# EXERCISE AIM:
Find the string "Display" in the entries and copy each line that has it.

# MATERIAL SHOWN:

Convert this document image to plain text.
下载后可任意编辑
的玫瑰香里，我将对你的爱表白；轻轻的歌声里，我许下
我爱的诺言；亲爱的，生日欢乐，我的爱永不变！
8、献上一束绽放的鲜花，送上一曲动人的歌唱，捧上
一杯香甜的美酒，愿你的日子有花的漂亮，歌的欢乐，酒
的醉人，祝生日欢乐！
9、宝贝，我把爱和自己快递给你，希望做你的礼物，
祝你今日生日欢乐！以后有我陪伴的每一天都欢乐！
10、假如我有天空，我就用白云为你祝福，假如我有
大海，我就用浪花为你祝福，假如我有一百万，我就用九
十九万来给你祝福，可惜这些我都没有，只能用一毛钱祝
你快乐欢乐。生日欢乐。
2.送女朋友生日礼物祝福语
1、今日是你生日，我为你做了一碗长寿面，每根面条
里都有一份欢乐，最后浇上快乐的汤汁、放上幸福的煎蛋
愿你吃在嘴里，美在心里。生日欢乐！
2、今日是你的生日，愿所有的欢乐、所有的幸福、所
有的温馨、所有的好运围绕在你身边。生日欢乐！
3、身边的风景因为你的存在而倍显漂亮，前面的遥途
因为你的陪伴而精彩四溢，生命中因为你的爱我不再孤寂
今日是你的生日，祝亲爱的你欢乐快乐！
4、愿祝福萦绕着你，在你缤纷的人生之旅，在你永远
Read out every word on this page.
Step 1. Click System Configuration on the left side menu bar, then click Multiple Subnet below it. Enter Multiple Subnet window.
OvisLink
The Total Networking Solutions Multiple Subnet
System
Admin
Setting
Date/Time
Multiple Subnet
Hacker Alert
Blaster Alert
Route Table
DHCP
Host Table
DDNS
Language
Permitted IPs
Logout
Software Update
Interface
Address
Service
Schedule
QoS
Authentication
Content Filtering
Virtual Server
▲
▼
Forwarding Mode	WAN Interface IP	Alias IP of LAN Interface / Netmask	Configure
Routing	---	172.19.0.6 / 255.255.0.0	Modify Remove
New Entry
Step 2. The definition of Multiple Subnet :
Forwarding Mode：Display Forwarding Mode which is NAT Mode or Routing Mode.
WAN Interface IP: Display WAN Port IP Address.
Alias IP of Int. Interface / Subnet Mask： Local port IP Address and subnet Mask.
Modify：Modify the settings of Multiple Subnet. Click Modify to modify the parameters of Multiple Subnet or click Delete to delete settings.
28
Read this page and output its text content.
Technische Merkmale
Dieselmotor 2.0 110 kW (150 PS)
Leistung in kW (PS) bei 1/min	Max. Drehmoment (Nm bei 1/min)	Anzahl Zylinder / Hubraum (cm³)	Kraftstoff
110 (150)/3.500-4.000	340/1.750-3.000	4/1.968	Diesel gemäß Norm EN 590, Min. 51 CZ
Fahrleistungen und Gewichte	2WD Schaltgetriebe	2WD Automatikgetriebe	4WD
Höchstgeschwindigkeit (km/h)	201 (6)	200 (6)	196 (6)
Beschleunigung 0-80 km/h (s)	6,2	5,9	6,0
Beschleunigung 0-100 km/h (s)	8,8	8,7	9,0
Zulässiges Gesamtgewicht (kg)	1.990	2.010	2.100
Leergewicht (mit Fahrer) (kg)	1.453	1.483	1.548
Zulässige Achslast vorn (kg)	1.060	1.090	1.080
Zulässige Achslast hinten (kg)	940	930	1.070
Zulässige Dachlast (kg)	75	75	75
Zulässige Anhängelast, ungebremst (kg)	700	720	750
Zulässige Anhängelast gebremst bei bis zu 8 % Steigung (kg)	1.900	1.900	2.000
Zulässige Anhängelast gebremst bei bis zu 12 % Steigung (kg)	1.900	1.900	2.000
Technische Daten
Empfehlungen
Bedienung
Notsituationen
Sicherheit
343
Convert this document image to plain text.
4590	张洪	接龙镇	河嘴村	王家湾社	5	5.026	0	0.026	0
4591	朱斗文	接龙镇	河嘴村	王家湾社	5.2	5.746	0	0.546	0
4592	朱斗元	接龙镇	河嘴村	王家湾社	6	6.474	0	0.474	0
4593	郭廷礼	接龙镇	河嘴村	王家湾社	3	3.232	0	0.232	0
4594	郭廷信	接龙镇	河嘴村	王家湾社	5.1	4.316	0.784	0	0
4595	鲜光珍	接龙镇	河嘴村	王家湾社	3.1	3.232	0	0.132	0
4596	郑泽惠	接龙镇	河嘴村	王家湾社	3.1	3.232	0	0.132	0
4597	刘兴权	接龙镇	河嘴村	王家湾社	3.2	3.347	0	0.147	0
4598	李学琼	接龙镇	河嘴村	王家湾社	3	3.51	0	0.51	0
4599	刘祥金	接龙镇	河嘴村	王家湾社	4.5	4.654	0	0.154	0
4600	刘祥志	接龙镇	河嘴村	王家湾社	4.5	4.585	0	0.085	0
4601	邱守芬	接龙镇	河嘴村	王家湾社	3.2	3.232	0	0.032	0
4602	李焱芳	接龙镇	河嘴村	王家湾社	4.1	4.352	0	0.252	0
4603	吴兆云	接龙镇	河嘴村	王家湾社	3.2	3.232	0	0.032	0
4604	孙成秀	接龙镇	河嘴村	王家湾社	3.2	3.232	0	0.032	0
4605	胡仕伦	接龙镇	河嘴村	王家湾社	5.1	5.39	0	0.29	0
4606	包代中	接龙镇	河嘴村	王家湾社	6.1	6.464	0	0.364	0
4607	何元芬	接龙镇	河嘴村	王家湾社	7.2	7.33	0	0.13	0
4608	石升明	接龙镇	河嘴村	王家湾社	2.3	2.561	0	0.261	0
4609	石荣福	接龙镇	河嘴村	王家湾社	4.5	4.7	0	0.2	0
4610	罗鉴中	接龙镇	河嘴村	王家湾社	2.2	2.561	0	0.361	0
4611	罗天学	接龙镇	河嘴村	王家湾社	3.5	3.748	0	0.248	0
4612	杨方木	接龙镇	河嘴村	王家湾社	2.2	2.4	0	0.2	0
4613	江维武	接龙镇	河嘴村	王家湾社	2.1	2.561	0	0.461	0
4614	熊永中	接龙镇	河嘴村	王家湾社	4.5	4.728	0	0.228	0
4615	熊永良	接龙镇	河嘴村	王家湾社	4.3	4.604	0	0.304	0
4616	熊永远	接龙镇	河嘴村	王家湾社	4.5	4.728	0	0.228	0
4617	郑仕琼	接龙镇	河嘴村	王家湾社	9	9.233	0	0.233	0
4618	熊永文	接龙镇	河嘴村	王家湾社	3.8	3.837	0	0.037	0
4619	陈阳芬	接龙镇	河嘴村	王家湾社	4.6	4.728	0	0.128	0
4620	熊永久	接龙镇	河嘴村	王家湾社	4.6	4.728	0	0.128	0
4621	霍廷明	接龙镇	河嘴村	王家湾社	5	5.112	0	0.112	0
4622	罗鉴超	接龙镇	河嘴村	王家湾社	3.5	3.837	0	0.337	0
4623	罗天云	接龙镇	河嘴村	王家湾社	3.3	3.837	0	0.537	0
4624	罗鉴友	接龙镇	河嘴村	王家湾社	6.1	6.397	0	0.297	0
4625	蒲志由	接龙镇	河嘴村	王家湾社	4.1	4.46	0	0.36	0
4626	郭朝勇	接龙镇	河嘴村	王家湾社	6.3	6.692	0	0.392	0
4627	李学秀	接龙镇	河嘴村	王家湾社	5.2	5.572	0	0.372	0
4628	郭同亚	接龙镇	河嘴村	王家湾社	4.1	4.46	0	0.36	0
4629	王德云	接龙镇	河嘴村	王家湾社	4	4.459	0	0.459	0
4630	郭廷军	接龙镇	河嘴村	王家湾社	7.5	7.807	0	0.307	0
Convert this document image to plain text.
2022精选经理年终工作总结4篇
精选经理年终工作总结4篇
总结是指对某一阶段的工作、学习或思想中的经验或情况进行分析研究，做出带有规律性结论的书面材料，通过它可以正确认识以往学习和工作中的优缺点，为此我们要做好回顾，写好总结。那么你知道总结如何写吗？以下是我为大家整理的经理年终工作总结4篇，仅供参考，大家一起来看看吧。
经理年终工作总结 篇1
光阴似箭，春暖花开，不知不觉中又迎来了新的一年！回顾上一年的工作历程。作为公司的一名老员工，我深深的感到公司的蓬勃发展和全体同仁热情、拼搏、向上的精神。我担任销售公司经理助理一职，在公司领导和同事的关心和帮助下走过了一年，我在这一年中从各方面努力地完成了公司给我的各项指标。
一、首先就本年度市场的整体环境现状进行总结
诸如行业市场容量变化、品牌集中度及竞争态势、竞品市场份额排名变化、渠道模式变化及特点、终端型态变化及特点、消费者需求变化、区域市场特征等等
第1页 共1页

# ANSWER FOR THIS EXERCISE:
Forwarding Mode：Display Forwarding Mode which is NAT Mode or Routing Mode.
WAN Interface IP: Display WAN Port IP Address.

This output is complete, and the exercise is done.